## SUPPLIED TEXT
= Beginning of Section =
With a gem of a shutout by Tim Lincecum, it's hard to look at game one of the NLDS through anything but rose colored glasses for Giants fans.
The Incredible Hulk (Lincecum) pitched a two hitter, struck out 14, broke a Giants postseason record for Ks in a game, and tied a major league record for most Ks in a postseason debut.
But as great as Lincecum was, Lady Luck was even greater because Atlanta Braves starter Derek Lowe was also dealing.
Buster Posey led off the 4th inning with a single.Then, Pat Burrell swung and missed for strike three on a hit and run.
Posey slid into second base and tried to dodge the tag of 2B Brooks Conrad. Posey joked after the game, "I'm glad we don't have instant replay."
It was his first stolen base at the Major League level. And probably his last.
After Uribe struck out, Braves Manager Bobby Cox intentionally walked Pablo Sandoval so Derek Lowe could square off against Cody Ross.
Lowe would try to dance around Ross with Lincecum on deck and an open base.
But Lowe made a mistake and threw a 2-0 pitch too close to the plate.Ross smashed it to the left of third baseman Omar Infante.
Lady luck took over as Infante misplayed the ball.
Even though it was scored a single, anyone watching the game could see it was a misplay and should have been ruled an error.
So the Giants tripled up on luck in the inning to score the only run of the game: Posey's stolen base, Lowe's mistake, Infante's error and Cox's gamble in not intentionally walking Ross.
You may recall the reverse happened to the Giants earlier in the year versus Colorado when Bochy let Lincecum nibble at Clint Barmes.
Barmes got a hit and Colorado won the game, so maybe the Giants were owed one.
In any event, this game was decided in the tiniest details.
Most of the Giants postseason games probably will be.
Which makes the other managerial blunder so hard to take.
In the bottom of the sixth inning, Posey led off with a double and got to third on a fielding error.
After Burrell struck out, Juan Uribe walked to give the Giants runners on first and third with one out.
This was the nail in the coffin moment. If the Giants put another run or two on the board, that was it.
Cox knew it, so decided to turn Pablo Sandoval around by making a pitching change to lefty Jonny Venters.
It was Bochy's turn to return serve.
He could have pinch hit Aaron Rowand or Edgar Renteria, and in case Cox fired back he had lefties Fontenot, Ishikawa, and Schierholtz ready as well.
But with several options, he just let Cox's serve go right by him.
Giants fans all knew what the most probable outcome was: Pablo Sandoval would ground into a double play. It would probably be a first pitch swing, and out of the strike zone.
It doesn't take any statistical analysis or a PhD in probability theory to know it was a terrible, terrible move by Bochy.
It was like torturous slow motion as the exact thought in the back of every Giants fan manifested itself on the field.
So on a night that might inspire cautious optimism, it's important to remember reality.
Thank Lady Luck and hope the Braves keep playing bad defense.
= End of Section =
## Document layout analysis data
= Beginning of Section =
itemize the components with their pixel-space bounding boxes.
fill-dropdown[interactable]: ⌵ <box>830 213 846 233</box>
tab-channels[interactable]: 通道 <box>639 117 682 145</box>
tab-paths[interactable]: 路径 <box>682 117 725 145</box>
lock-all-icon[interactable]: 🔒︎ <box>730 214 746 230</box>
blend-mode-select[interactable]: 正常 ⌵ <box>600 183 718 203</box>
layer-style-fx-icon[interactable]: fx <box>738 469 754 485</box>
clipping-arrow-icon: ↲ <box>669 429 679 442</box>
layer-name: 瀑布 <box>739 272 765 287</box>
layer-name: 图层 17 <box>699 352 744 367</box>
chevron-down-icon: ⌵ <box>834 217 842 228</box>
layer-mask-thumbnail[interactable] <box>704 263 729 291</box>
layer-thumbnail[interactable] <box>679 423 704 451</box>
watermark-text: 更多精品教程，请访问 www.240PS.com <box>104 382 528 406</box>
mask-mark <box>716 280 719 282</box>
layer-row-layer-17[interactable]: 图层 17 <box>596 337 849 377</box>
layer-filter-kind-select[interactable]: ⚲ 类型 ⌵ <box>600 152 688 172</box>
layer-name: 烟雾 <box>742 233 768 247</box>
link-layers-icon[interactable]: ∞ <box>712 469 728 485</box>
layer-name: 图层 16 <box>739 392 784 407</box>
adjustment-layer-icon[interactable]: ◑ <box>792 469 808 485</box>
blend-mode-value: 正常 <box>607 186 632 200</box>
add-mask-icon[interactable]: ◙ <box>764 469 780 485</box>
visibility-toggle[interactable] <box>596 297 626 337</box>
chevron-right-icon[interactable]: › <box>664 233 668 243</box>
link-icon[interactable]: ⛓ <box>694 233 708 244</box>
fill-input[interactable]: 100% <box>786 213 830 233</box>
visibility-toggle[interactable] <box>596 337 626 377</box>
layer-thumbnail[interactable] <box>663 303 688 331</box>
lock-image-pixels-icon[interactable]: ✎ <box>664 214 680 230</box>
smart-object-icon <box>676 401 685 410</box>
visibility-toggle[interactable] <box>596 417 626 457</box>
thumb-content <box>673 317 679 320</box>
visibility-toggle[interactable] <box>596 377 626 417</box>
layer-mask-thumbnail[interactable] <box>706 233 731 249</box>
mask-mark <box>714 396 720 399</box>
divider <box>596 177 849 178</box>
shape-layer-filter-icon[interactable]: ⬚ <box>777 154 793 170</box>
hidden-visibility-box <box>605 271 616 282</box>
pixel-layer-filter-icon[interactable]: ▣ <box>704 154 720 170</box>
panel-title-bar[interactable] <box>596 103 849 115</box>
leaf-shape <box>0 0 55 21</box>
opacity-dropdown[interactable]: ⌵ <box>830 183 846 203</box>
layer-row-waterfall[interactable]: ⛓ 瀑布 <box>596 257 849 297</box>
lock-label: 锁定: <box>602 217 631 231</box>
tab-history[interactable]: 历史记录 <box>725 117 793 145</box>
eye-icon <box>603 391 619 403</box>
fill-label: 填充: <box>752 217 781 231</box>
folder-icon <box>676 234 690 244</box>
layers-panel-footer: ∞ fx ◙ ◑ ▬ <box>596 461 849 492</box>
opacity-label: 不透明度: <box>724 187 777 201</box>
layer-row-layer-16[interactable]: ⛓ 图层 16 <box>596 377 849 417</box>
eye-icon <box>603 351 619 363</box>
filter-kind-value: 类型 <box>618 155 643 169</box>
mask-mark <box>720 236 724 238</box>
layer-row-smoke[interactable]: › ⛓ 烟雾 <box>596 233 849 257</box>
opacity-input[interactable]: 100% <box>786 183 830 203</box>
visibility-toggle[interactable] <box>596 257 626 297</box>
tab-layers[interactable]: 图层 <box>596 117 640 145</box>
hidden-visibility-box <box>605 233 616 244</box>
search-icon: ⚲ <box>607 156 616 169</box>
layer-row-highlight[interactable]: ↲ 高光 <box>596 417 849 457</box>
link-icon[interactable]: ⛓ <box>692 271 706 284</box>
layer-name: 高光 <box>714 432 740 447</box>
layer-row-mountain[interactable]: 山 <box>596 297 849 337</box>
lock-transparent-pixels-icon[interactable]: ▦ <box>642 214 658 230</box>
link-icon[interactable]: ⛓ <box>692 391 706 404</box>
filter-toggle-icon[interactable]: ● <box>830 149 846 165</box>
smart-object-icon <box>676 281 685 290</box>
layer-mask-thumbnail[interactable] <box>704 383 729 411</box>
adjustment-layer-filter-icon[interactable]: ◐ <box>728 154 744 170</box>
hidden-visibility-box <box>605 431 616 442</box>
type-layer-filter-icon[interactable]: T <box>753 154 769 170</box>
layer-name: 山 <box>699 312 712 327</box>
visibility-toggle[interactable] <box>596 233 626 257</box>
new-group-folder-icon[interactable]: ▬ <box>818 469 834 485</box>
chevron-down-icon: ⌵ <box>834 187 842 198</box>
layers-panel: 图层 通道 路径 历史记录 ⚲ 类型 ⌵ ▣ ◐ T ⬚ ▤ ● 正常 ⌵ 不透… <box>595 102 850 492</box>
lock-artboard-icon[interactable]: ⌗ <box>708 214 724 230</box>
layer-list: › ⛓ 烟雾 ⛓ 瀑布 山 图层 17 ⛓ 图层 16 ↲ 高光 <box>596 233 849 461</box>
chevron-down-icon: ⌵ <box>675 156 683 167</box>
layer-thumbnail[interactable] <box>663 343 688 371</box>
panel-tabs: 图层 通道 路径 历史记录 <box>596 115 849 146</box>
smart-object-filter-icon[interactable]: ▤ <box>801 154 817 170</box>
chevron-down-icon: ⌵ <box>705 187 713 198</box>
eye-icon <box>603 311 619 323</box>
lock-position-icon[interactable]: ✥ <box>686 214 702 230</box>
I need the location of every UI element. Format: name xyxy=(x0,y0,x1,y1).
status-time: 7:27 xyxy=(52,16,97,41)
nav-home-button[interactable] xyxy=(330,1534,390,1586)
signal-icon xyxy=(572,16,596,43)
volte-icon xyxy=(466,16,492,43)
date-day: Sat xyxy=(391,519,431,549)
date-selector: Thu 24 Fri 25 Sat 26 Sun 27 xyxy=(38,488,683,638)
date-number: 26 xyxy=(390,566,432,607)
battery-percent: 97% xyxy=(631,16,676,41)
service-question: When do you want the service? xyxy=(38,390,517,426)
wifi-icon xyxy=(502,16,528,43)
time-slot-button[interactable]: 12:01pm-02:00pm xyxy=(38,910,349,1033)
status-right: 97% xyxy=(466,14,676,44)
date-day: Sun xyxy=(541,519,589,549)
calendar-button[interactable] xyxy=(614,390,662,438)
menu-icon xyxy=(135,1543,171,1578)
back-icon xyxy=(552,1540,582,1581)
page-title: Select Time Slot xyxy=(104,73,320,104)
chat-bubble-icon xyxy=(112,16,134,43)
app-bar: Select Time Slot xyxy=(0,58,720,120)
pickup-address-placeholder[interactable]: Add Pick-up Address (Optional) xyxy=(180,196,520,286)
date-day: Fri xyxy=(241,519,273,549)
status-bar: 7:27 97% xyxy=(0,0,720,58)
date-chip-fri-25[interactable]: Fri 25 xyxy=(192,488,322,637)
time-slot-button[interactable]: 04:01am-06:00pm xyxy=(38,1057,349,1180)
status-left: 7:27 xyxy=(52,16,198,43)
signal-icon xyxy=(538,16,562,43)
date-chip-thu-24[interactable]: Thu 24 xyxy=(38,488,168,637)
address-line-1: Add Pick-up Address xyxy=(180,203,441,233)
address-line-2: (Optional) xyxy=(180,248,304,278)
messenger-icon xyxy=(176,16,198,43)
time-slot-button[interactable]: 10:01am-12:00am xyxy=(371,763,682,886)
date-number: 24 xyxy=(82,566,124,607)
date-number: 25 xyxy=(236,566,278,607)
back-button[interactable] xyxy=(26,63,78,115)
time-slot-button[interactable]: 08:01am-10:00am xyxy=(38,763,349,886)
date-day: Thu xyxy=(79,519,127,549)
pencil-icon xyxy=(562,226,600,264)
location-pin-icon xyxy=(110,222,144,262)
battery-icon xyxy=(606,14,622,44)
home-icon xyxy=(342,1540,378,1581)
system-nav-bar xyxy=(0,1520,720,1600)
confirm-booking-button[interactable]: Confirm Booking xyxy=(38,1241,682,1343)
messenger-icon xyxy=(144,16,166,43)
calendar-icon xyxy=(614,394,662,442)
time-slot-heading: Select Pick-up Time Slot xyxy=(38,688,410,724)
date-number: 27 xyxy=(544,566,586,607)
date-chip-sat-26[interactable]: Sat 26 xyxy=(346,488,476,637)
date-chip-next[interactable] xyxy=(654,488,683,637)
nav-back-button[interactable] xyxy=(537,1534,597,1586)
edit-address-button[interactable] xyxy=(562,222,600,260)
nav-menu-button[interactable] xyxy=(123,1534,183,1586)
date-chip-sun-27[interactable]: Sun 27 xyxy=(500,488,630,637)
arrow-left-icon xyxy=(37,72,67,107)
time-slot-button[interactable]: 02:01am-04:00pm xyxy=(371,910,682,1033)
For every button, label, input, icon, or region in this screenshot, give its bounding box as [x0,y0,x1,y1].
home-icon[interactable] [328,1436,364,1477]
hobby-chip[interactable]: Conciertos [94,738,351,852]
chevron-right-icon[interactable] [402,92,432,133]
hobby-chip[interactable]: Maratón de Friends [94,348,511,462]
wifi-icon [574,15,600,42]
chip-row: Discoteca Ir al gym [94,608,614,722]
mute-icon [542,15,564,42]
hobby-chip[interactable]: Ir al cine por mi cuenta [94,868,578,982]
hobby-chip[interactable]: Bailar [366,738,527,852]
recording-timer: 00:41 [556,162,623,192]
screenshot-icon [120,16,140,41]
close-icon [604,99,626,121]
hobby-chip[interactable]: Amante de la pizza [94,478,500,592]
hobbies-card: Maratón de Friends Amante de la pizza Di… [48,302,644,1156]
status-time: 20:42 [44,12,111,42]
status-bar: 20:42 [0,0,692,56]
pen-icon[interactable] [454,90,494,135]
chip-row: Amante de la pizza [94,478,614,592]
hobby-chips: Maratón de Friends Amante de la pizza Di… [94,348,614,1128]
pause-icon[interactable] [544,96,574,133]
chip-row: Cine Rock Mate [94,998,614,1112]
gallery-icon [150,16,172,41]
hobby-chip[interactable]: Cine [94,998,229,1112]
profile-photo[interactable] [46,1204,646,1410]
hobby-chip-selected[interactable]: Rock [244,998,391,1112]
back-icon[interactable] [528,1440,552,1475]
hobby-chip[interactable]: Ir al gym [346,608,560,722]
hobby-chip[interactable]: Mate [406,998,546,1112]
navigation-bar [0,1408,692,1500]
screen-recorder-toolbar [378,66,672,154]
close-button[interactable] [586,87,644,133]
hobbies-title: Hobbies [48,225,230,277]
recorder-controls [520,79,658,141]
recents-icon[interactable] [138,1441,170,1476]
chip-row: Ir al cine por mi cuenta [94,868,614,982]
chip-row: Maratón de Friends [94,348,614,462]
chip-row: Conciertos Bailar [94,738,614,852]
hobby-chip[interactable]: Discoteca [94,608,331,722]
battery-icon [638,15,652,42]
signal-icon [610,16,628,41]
= End of Section =
## TASKS AND EXERCISES
1. Answer these questions using the game recap:
(a) How many batters did Lincecum strike out?
(b) Which pitcher did Cox bring in during the sixth inning?
(c) Who led off the 4th inning with a single?
2. Summarize the game recap in two sentences.
3. Quote the game recap word for word, everything from "Which makes the" down to "ready as well.".

## SOLUTIONS TO THE PROBLEMS
1.
(a) 14
(b) Jonny Venters
(c) Buster Posey

2. Tim Lincecum pitched a two-hitter with 14 strikeouts in game one of the NLDS, and the Giants scored the game's only run in the 4th inning through luck: Posey's stolen base, a mistake by Derek Lowe, and a misplay by Omar Infante. In the sixth inning Bochy let Pablo Sandoval face lefty Jonny Venters with runners on first and third, a move the writer calls terrible, so fans are urged to thank Lady Luck and remember reality.

3.
Which makes the other managerial blunder so hard to take.
In the bottom of the sixth inning, Posey led off with a double and got to third on a fielding error.
After Burrell struck out, Juan Uribe walked to give the Giants runners on first and third with one out.
This was the nail in the coffin moment. If the Giants put another run or two on the board, that was it.
Cox knew it, so decided to turn Pablo Sandoval around by making a pitching change to lefty Jonny Venters.
It was Bochy's turn to return serve.
He could have pinch hit Aaron Rowand or Edgar Renteria, and in case Cox fired back he had lefties Fontenot, Ishikawa, and Schierholtz ready as well.